### STATED PROBLEM:
Lay out the data from the line with "Point [122, 711, 145, 725]" to the line with "Text: 0.0%: 0.0% [84, 879, 129, 892]", both included, as a Markdown table with the columns Row and Data line. Number each row and leave out any blank lines.

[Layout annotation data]
• • • • •

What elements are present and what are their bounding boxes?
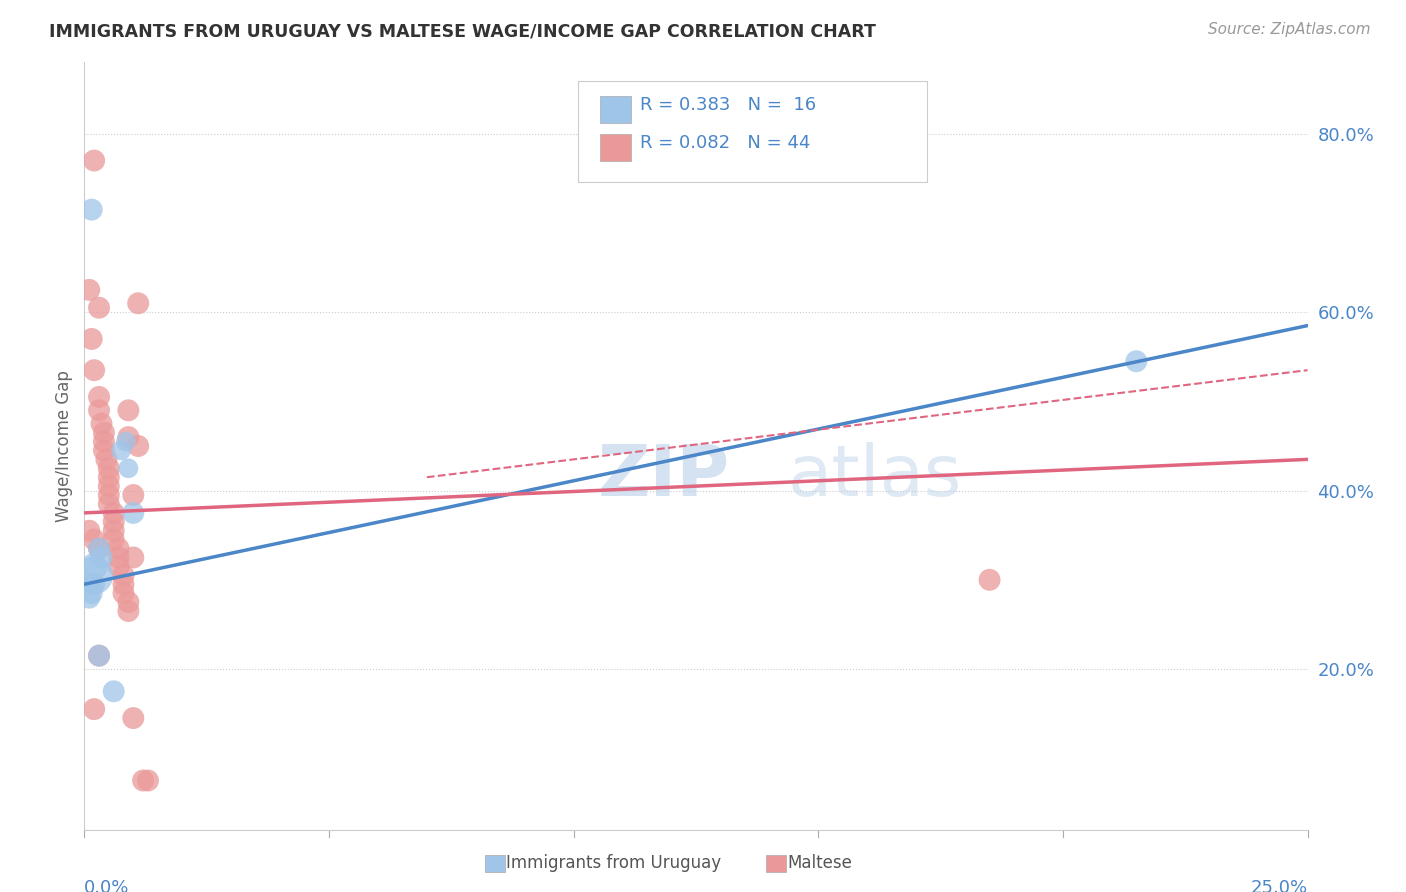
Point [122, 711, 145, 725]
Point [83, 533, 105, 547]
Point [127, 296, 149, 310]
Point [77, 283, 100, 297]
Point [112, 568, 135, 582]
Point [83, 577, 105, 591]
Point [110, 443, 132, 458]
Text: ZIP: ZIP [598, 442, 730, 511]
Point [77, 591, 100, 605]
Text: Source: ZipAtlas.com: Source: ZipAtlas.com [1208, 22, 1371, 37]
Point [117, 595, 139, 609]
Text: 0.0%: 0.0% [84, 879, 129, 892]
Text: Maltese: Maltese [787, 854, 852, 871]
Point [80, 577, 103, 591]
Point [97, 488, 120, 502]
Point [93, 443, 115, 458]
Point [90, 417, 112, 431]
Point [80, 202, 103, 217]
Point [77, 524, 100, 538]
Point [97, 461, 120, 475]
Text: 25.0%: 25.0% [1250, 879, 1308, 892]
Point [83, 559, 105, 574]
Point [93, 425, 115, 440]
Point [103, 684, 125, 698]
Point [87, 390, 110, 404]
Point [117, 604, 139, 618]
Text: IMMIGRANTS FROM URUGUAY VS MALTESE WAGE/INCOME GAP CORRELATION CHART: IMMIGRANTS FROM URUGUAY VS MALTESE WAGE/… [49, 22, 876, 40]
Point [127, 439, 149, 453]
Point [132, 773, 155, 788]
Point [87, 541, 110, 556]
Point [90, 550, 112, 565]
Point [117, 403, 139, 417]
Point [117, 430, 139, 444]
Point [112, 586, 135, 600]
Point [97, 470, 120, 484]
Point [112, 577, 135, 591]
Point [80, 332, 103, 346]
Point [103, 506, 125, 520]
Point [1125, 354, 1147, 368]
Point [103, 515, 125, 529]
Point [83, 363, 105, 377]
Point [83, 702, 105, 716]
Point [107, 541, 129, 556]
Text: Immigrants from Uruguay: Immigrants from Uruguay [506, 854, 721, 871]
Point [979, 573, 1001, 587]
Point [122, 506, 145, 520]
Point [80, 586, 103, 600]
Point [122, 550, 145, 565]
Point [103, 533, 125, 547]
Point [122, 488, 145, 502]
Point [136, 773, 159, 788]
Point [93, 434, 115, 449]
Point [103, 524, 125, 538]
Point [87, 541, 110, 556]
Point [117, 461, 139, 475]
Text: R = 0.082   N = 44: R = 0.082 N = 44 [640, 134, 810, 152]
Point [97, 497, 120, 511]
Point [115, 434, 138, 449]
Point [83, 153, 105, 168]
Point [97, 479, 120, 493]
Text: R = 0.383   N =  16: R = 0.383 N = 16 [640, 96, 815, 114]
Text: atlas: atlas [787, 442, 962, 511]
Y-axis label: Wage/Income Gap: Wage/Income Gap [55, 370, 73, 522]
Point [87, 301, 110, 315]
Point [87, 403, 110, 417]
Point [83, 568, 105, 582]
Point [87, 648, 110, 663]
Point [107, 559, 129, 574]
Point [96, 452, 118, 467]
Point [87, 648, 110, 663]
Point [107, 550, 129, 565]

• • • • •

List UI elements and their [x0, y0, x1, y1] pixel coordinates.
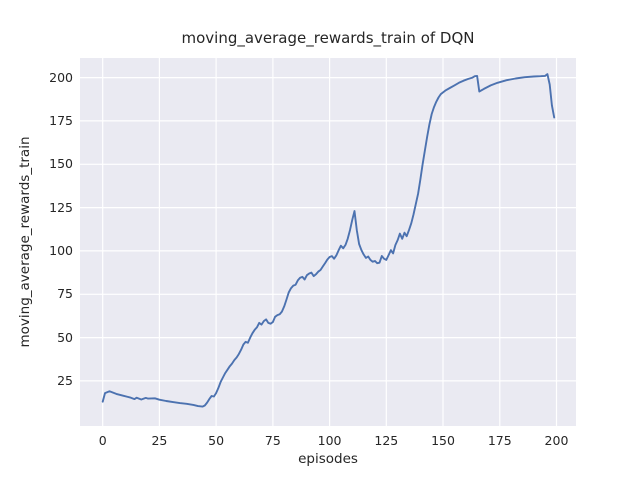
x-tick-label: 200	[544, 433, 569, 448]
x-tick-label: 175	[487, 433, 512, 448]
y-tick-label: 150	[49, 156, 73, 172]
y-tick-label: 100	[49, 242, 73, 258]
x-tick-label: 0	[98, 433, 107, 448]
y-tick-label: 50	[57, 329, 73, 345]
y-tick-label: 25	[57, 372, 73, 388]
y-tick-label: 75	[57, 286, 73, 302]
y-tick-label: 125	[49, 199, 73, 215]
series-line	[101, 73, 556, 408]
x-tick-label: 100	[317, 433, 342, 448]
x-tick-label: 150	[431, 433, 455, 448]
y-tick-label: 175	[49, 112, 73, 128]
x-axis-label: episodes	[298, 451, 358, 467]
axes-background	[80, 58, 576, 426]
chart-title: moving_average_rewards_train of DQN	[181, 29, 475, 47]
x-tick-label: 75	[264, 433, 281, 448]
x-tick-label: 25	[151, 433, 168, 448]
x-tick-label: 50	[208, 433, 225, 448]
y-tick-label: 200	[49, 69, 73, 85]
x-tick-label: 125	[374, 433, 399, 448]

• • • • •

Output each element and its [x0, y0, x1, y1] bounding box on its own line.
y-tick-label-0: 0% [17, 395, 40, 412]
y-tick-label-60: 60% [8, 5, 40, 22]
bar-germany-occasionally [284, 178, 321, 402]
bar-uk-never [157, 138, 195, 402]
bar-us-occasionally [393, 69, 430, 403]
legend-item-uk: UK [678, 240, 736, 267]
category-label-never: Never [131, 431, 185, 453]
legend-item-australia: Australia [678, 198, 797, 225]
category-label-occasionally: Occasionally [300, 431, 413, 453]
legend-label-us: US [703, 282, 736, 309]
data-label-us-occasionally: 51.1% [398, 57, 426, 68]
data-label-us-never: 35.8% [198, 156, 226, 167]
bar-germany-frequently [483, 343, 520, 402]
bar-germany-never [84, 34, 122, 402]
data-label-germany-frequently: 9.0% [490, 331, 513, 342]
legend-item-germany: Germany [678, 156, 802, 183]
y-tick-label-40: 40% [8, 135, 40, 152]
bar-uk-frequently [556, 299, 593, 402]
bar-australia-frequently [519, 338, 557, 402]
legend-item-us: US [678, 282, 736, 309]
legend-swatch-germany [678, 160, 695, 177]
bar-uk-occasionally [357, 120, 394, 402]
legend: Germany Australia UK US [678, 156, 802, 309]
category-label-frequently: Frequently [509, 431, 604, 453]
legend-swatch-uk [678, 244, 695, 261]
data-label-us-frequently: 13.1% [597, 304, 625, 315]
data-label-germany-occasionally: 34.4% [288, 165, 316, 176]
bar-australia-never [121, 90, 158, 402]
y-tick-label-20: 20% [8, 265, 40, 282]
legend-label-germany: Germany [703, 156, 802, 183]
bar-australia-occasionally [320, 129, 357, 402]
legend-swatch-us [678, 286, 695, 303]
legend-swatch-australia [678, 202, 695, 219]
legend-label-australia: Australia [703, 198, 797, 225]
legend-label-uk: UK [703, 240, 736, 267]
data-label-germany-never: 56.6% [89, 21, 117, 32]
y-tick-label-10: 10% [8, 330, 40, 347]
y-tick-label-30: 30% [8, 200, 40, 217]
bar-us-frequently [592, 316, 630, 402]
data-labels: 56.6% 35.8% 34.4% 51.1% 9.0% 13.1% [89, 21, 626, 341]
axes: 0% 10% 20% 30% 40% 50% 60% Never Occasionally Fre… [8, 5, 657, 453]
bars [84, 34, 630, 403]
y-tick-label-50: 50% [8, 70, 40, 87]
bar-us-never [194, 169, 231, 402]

• • • • •

### FULL SOLUTION:
| Row | Data line |
|---|---|
| 1 | Point [122, 711, 145, 725] |
| 2 | Point [83, 533, 105, 547] |
| 3 | Point [127, 296, 149, 310] |
| 4 | Point [77, 283, 100, 297] |
| 5 | Point [112, 568, 135, 582] |
| 6 | Point [83, 577, 105, 591] |
| 7 | Point [110, 443, 132, 458] |
| 8 | Text: ZIP: ZIP [598, 442, 730, 511] |
| 9 | Point [77, 591, 100, 605] |
| 10 | Text: Source: ZipAtlas.com: Source: ZipAtlas.com [1208, 22, 1371, 37] |
| 11 | Point [117, 595, 139, 609] |
| 12 | Text: 0.0%: 0.0% [84, 879, 129, 892] |